(Stored entries)
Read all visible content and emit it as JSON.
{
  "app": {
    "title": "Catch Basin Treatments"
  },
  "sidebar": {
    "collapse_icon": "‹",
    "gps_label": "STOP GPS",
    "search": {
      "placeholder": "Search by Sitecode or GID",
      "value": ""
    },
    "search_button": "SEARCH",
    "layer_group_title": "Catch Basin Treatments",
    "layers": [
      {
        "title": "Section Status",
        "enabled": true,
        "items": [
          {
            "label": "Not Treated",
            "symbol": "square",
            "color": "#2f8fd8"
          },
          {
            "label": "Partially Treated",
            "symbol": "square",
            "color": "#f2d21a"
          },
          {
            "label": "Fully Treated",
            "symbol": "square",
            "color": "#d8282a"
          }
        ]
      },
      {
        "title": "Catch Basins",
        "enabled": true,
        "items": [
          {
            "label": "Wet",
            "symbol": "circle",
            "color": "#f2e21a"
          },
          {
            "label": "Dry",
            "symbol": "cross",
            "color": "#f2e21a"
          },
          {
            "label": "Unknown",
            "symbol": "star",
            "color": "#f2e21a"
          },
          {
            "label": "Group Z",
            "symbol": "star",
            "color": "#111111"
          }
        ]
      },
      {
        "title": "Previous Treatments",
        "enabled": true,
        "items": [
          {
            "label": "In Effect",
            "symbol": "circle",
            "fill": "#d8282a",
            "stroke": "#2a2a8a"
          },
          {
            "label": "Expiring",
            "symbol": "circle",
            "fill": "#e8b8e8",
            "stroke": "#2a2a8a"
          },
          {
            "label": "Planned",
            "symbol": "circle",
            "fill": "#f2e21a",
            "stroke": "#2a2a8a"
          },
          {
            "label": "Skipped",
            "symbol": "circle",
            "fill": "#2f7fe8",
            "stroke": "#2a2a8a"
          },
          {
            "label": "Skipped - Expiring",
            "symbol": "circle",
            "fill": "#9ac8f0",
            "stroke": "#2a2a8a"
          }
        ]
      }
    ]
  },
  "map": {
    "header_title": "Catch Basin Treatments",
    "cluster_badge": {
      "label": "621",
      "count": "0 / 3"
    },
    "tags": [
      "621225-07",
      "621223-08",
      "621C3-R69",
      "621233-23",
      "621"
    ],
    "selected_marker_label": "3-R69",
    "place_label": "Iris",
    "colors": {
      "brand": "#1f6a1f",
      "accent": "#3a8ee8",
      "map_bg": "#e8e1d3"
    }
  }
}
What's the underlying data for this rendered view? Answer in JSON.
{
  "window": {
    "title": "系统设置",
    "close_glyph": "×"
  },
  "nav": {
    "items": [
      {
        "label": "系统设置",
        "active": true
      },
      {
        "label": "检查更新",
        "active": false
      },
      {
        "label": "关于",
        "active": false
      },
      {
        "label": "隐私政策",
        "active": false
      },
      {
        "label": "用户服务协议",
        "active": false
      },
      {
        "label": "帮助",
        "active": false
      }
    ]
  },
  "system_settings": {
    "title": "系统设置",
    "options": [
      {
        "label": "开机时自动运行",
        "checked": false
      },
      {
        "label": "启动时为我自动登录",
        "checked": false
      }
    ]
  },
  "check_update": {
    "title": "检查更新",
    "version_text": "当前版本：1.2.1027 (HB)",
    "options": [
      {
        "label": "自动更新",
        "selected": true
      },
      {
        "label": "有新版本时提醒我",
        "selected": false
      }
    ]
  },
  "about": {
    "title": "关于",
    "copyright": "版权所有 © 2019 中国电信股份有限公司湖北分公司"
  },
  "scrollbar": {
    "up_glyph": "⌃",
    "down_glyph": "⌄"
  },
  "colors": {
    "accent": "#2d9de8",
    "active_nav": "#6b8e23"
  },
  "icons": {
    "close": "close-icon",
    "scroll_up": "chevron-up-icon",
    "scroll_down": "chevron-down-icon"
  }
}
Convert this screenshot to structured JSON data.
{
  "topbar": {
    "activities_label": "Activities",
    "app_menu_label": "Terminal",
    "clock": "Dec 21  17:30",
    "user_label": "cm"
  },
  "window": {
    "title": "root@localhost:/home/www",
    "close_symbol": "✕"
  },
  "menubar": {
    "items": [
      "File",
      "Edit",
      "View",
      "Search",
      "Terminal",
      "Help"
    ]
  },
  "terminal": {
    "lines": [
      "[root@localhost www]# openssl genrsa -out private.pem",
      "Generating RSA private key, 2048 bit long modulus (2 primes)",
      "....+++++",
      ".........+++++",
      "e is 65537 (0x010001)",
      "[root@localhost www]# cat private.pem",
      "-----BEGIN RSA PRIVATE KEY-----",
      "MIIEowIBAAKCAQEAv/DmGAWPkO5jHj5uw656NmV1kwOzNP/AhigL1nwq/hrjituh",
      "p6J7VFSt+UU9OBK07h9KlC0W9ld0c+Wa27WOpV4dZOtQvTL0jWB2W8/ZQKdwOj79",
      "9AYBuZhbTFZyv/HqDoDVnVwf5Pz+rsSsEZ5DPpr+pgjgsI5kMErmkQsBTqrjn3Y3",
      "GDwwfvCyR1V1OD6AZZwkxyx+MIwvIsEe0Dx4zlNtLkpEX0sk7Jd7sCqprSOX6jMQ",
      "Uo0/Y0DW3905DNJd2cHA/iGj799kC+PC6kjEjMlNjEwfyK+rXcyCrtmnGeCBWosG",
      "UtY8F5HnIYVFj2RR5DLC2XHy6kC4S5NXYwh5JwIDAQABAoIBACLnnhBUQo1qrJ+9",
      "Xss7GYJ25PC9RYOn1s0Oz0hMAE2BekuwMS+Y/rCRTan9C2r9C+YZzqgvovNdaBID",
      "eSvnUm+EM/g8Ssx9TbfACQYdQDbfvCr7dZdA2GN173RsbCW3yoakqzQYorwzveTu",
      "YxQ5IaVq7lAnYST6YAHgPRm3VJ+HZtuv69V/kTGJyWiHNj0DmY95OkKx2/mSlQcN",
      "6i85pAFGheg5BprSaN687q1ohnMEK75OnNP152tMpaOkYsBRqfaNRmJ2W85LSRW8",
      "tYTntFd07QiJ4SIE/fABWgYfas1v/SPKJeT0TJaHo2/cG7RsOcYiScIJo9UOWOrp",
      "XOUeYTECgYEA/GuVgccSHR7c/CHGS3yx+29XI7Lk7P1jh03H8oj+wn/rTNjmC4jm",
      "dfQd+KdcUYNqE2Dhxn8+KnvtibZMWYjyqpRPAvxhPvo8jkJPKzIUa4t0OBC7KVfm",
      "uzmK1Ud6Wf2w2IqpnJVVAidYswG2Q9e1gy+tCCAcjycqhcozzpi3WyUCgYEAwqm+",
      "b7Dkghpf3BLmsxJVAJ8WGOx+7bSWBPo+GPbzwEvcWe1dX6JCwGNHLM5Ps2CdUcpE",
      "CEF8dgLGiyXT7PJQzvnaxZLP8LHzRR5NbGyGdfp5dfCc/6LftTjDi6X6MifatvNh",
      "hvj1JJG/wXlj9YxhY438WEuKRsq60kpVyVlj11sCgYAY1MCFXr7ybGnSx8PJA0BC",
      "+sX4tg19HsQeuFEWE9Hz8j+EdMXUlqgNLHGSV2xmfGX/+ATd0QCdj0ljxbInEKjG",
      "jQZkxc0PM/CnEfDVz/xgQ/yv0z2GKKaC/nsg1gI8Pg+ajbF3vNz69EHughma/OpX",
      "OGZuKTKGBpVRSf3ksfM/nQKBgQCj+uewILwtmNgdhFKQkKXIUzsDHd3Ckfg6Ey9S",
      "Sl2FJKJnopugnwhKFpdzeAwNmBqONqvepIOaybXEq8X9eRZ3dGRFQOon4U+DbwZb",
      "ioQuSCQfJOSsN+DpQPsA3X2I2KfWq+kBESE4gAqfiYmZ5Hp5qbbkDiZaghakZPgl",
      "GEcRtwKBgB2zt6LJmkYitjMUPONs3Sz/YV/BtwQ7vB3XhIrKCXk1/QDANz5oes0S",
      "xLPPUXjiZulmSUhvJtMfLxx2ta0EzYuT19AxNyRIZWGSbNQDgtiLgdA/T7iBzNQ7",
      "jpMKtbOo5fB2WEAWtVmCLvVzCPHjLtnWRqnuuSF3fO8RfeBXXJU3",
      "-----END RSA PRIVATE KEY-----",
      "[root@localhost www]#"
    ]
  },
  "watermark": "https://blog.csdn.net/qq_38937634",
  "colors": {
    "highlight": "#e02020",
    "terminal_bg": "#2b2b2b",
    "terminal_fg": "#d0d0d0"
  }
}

- _Problem statement_:
Reply with nothing but the number of lines that contain the word "Expiring".

- _Complete answer_:
2